Extracted records:
-- -- --

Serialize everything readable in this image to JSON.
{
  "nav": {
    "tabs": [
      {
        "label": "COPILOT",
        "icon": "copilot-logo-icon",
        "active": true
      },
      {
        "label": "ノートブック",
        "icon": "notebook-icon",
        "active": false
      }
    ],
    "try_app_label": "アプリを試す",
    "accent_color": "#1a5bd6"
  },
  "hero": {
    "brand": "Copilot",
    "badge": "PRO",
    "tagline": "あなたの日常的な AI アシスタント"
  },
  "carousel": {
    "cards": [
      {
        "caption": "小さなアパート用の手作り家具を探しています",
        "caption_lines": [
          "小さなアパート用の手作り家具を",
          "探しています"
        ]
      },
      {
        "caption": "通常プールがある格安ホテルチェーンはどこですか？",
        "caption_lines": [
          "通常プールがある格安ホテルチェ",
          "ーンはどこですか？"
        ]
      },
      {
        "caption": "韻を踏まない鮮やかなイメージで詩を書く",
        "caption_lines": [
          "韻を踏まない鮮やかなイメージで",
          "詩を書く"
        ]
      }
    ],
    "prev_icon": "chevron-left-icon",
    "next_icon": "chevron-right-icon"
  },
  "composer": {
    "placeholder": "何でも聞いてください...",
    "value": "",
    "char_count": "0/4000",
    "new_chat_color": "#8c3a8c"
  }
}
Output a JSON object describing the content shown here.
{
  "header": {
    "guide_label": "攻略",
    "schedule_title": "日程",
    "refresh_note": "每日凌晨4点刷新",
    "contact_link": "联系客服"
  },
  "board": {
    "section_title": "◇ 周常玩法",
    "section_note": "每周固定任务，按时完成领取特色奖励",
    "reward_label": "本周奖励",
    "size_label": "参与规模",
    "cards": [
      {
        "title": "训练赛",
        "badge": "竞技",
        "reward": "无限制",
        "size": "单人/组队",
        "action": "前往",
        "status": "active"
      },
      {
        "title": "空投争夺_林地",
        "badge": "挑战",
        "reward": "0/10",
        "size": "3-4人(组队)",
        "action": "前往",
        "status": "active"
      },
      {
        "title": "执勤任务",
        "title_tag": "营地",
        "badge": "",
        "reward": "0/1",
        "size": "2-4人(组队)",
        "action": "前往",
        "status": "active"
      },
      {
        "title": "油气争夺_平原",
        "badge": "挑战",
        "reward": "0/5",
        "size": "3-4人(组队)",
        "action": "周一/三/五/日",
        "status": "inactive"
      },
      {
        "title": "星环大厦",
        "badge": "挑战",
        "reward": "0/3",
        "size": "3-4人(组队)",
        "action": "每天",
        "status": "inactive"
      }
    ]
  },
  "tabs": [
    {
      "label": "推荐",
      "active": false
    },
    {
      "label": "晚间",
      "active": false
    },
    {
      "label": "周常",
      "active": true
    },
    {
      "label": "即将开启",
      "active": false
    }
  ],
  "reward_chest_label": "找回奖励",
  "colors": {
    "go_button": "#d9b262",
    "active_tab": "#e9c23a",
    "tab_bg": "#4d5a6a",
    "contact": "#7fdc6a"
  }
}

-- -- --

What to produce: Output the records exactly, including every line.

Result:
Serialize everything readable in this image to JSON.
{
  "nav": {
    "tabs": [
      {
        "label": "COPILOT",
        "icon": "copilot-logo-icon",
        "active": true
      },
      {
        "label": "ノートブック",
        "icon": "notebook-icon",
        "active": false
      }
    ],
    "try_app_label": "アプリを試す",
    "accent_color": "#1a5bd6"
  },
  "hero": {
    "brand": "Copilot",
    "badge": "PRO",
    "tagline": "あなたの日常的な AI アシスタント"
  },
  "carousel": {
    "cards": [
      {
        "caption": "小さなアパート用の手作り家具を探しています",
        "caption_lines": [
          "小さなアパート用の手作り家具を",
          "探しています"
        ]
      },
      {
        "caption": "通常プールがある格安ホテルチェーンはどこですか？",
        "caption_lines": [
          "通常プールがある格安ホテルチェ",
          "ーンはどこですか？"
        ]
      },
      {
        "caption": "韻を踏まない鮮やかなイメージで詩を書く",
        "caption_lines": [
          "韻を踏まない鮮やかなイメージで",
          "詩を書く"
        ]
      }
    ],
    "prev_icon": "chevron-left-icon",
    "next_icon": "chevron-right-icon"
  },
  "composer": {
    "placeholder": "何でも聞いてください...",
    "value": "",
    "char_count": "0/4000",
    "new_chat_color": "#8c3a8c"
  }
}
Output a JSON object describing the content shown here.
{
  "header": {
    "guide_label": "攻略",
    "schedule_title": "日程",
    "refresh_note": "每日凌晨4点刷新",
    "contact_link": "联系客服"
  },
  "board": {
    "section_title": "◇ 周常玩法",
    "section_note": "每周固定任务，按时完成领取特色奖励",
    "reward_label": "本周奖励",
    "size_label": "参与规模",
    "cards": [
      {
        "title": "训练赛",
        "badge": "竞技",
        "reward": "无限制",
        "size": "单人/组队",
        "action": "前往",
        "status": "active"
      },
      {
        "title": "空投争夺_林地",
        "badge": "挑战",
        "reward": "0/10",
        "size": "3-4人(组队)",
        "action": "前往",
        "status": "active"
      },
      {
        "title": "执勤任务",
        "title_tag": "营地",
        "badge": "",
        "reward": "0/1",
        "size": "2-4人(组队)",
        "action": "前往",
        "status": "active"
      },
      {
        "title": "油气争夺_平原",
        "badge": "挑战",
        "reward": "0/5",
        "size": "3-4人(组队)",
        "action": "周一/三/五/日",
        "status": "inactive"
      },
      {
        "title": "星环大厦",
        "badge": "挑战",
        "reward": "0/3",
        "size": "3-4人(组队)",
        "action": "每天",
        "status": "inactive"
      }
    ]
  },
  "tabs": [
    {
      "label": "推荐",
      "active": false
    },
    {
      "label": "晚间",
      "active": false
    },
    {
      "label": "周常",
      "active": true
    },
    {
      "label": "即将开启",
      "active": false
    }
  ],
  "reward_chest_label": "找回奖励",
  "colors": {
    "go_button": "#d9b262",
    "active_tab": "#e9c23a",
    "tab_bg": "#4d5a6a",
    "contact": "#7fdc6a"
  }
}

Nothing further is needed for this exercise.